(Set problem): Scan the records and identify every line in which the string "program" occurs, then return those lines.

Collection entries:
---*---

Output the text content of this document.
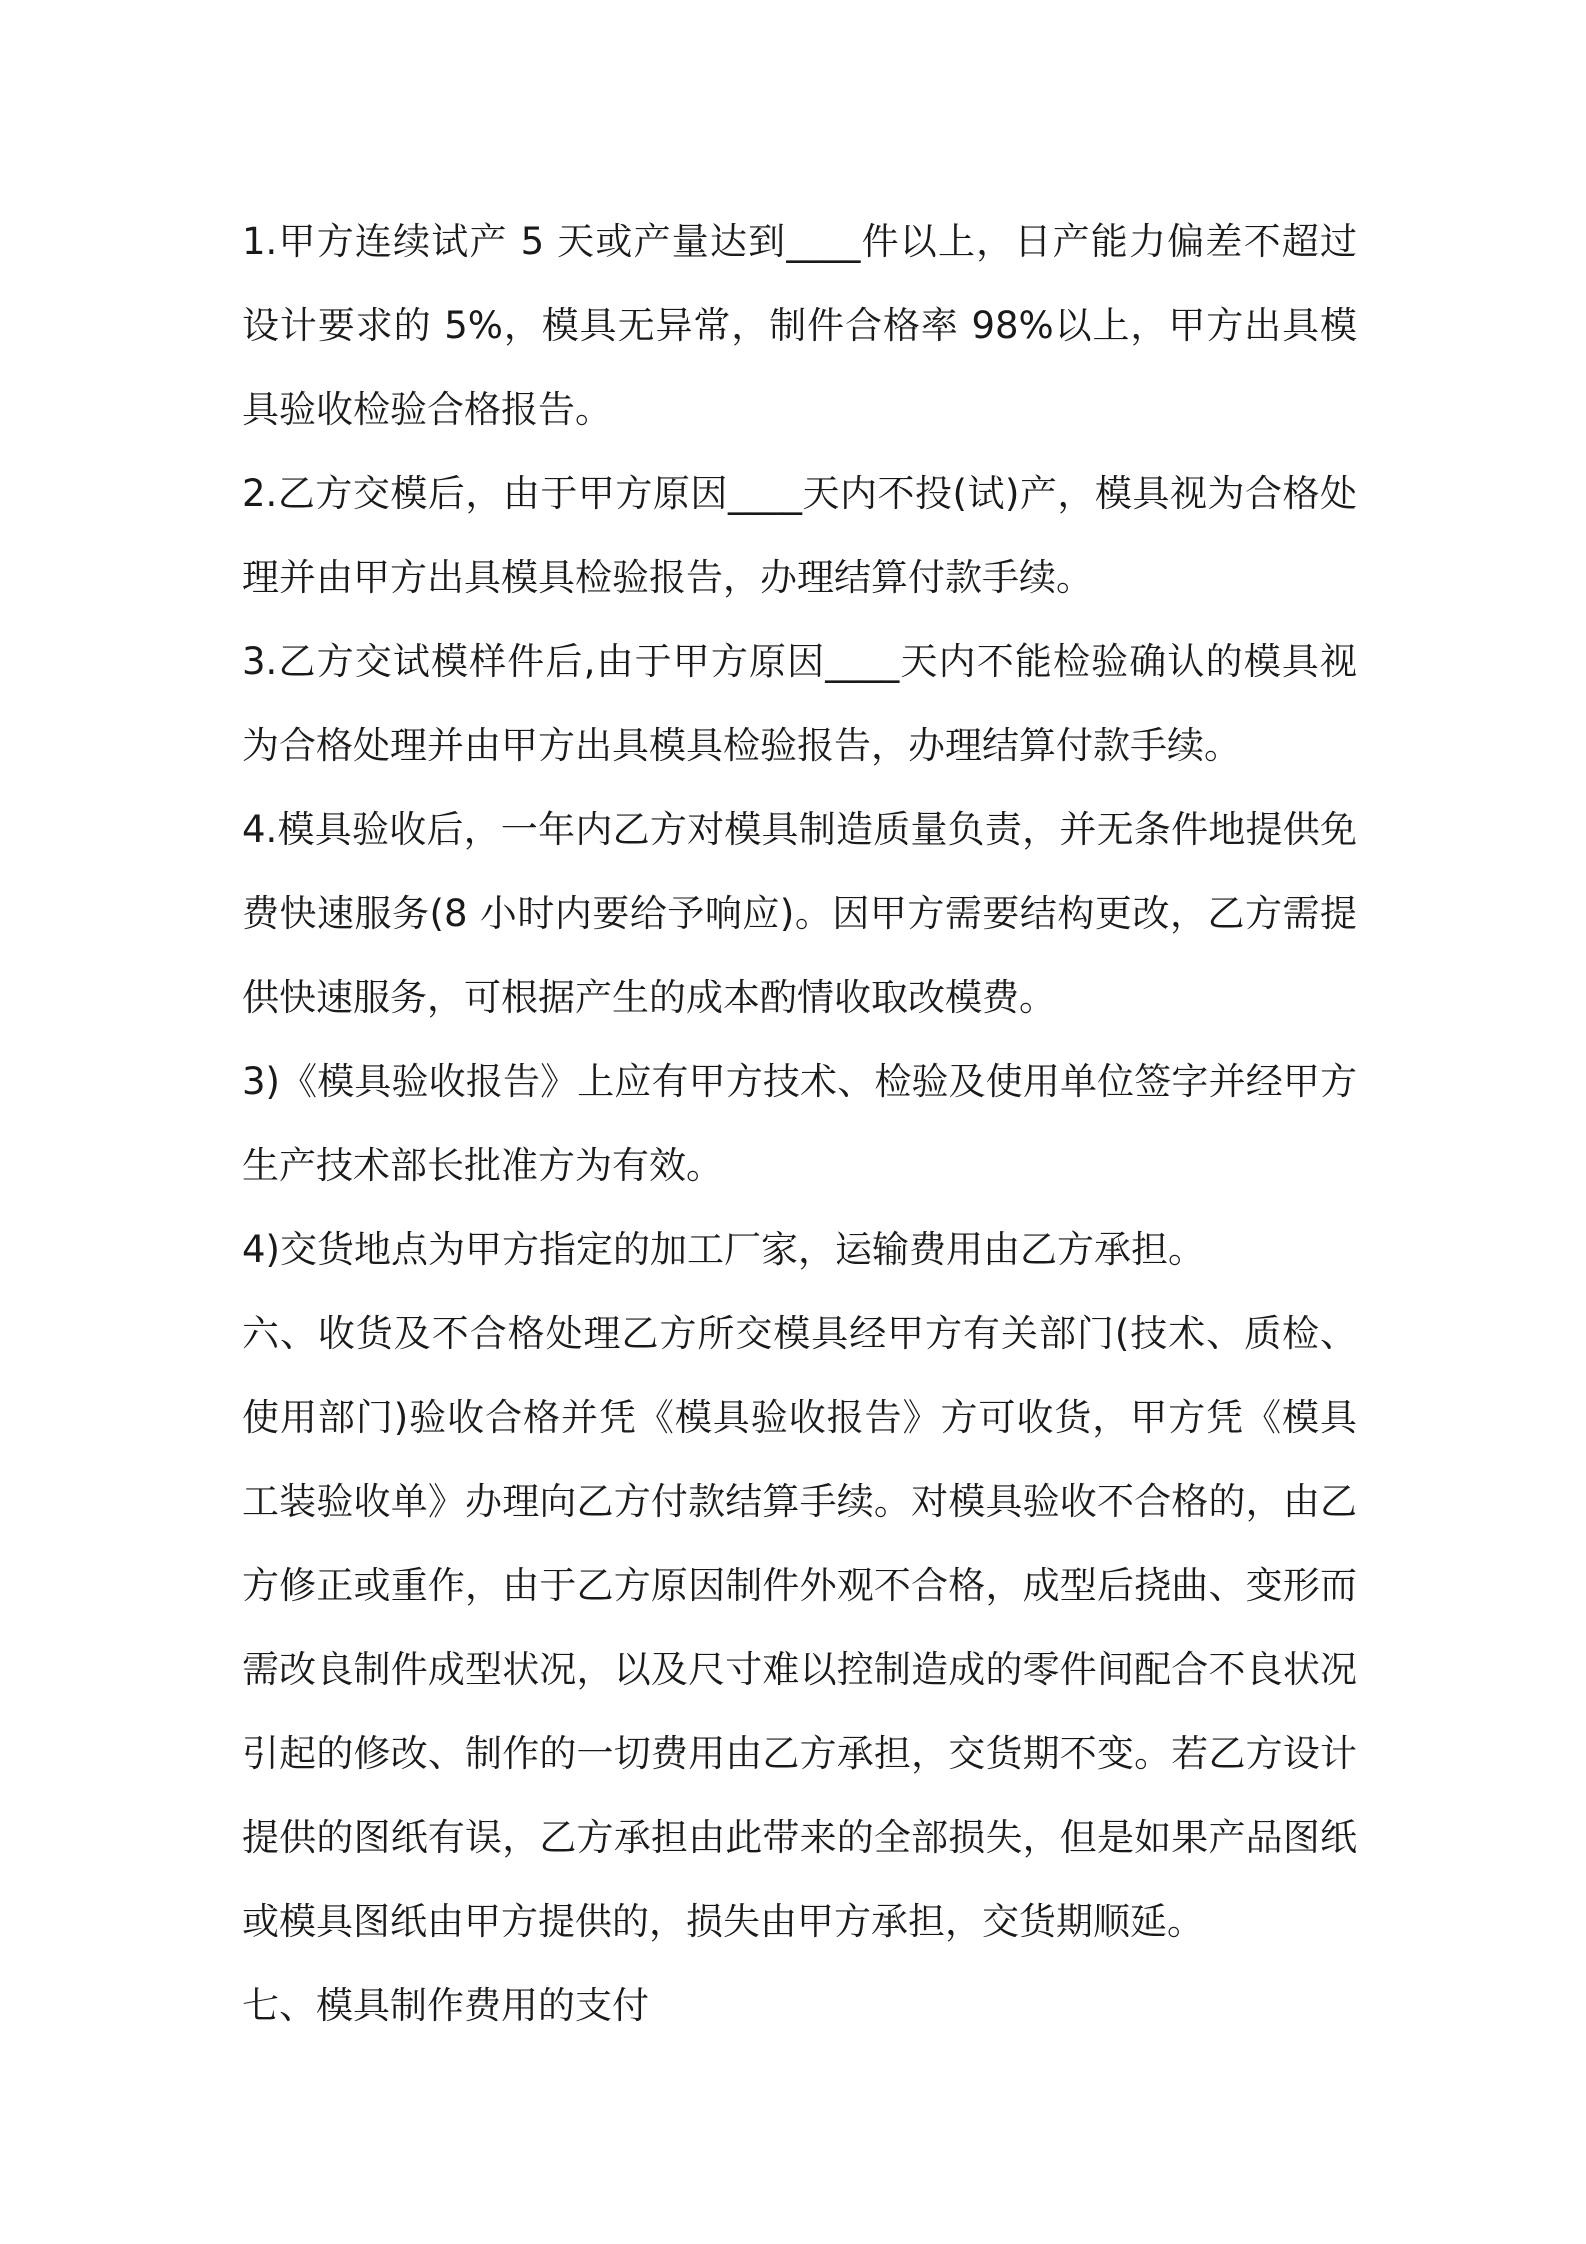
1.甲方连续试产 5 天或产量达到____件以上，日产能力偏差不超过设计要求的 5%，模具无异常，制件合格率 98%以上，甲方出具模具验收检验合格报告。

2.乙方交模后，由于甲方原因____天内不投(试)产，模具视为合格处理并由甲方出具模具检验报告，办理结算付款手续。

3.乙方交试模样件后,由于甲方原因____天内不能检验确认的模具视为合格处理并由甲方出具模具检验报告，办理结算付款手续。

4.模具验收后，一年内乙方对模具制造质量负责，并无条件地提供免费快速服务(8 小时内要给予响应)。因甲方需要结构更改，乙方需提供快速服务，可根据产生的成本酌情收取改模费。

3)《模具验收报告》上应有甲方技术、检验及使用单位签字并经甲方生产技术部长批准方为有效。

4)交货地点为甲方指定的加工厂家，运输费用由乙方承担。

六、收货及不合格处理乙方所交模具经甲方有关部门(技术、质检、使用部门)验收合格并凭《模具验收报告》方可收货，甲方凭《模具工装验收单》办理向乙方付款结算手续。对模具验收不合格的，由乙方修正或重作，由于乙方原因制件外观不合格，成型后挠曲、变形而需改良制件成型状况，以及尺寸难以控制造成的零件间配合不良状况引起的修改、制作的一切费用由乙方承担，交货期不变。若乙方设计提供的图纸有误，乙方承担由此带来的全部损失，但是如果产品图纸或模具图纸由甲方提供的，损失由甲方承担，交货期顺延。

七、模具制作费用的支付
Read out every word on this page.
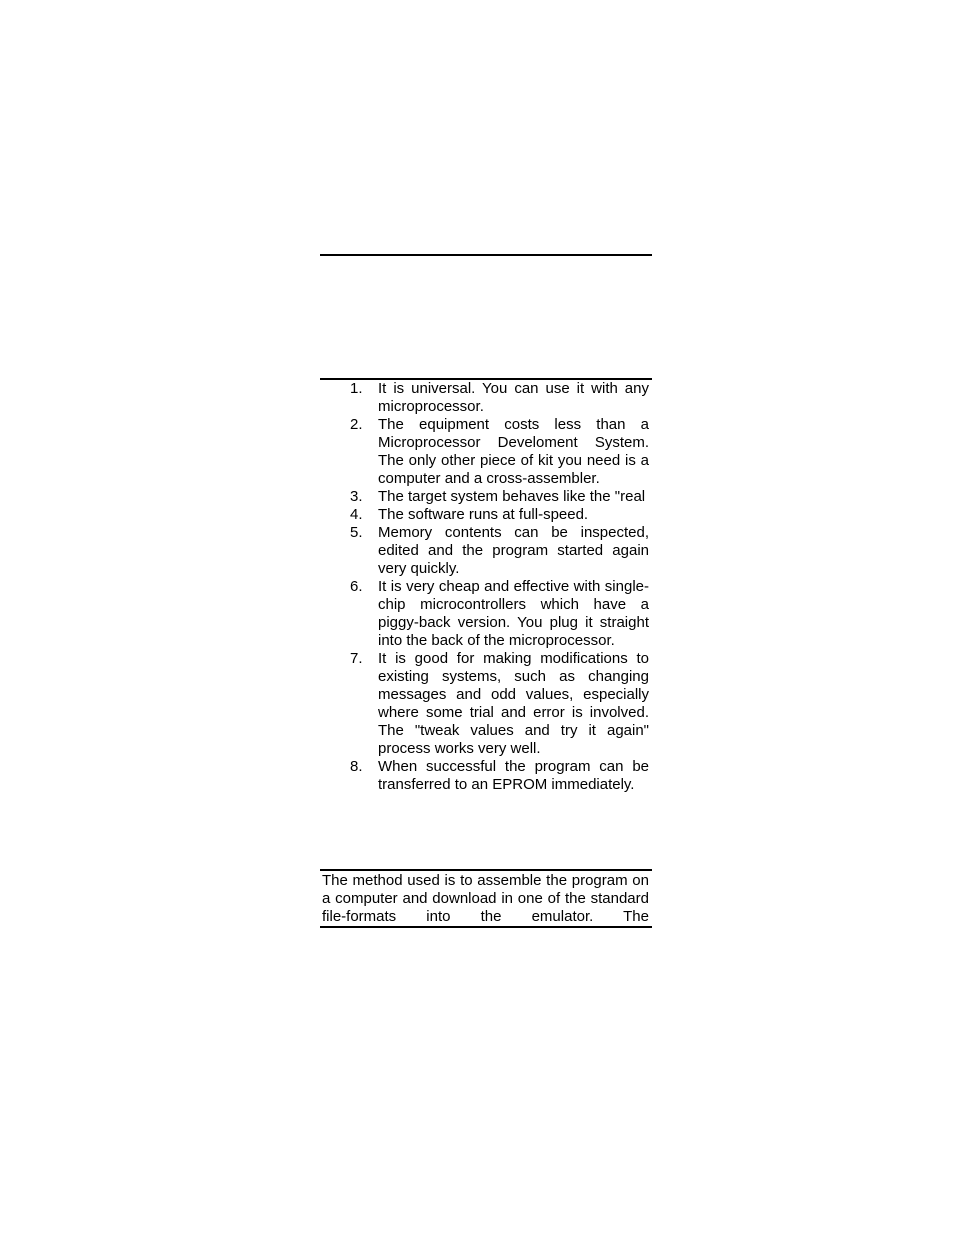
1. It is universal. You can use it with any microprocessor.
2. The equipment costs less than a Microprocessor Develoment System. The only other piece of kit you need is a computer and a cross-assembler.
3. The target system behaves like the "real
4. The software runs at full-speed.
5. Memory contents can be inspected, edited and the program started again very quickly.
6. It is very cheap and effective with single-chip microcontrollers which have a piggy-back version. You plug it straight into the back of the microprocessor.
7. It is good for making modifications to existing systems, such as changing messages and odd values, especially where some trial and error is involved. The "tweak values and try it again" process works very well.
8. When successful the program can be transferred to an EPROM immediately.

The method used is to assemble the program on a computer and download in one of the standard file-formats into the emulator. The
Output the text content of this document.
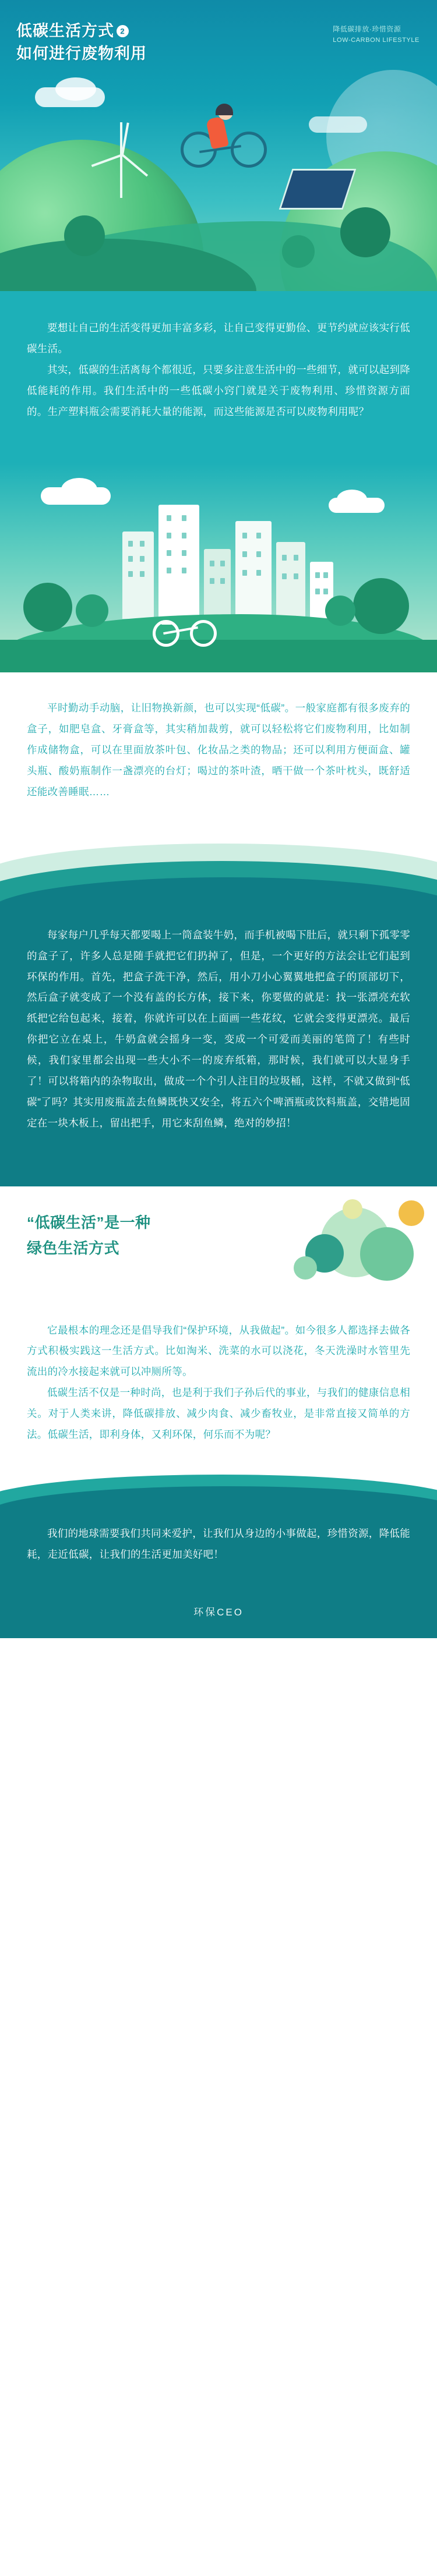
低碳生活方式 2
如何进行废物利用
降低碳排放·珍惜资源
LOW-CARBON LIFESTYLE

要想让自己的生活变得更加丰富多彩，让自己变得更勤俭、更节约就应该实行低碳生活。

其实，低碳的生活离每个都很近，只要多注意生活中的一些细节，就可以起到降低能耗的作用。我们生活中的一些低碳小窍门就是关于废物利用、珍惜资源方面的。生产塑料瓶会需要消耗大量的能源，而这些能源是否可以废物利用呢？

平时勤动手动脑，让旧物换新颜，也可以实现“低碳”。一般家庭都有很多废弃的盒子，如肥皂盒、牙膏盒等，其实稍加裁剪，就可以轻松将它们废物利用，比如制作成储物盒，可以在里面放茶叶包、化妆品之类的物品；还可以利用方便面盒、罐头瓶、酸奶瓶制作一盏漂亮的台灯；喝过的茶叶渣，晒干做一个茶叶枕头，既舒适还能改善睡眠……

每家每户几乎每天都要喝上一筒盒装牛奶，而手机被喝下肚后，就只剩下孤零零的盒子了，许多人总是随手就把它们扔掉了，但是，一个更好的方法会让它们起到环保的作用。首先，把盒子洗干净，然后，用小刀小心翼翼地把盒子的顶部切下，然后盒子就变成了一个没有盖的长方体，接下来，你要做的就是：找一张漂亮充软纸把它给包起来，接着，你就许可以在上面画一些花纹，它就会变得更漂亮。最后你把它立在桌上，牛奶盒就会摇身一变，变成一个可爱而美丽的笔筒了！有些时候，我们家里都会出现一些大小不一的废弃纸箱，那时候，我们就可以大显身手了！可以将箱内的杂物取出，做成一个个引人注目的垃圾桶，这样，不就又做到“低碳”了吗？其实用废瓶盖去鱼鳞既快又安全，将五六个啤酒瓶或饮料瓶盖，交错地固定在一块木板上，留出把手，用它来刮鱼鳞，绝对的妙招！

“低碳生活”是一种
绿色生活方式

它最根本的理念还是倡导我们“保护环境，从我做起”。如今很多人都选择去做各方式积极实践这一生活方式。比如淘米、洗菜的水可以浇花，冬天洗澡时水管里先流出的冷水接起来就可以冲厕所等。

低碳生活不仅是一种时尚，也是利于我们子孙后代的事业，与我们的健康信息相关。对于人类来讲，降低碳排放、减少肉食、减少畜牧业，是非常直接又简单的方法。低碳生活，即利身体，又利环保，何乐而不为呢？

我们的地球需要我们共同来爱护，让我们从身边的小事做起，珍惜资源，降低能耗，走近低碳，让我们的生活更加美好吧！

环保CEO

---*---

(Final result):
5. Memory contents can be inspected, edited and the program started again very quickly.
8. When successful the program can be transferred to an EPROM immediately.
The method used is to assemble the program on a computer and download in one of the standard file-formats into the emulator. The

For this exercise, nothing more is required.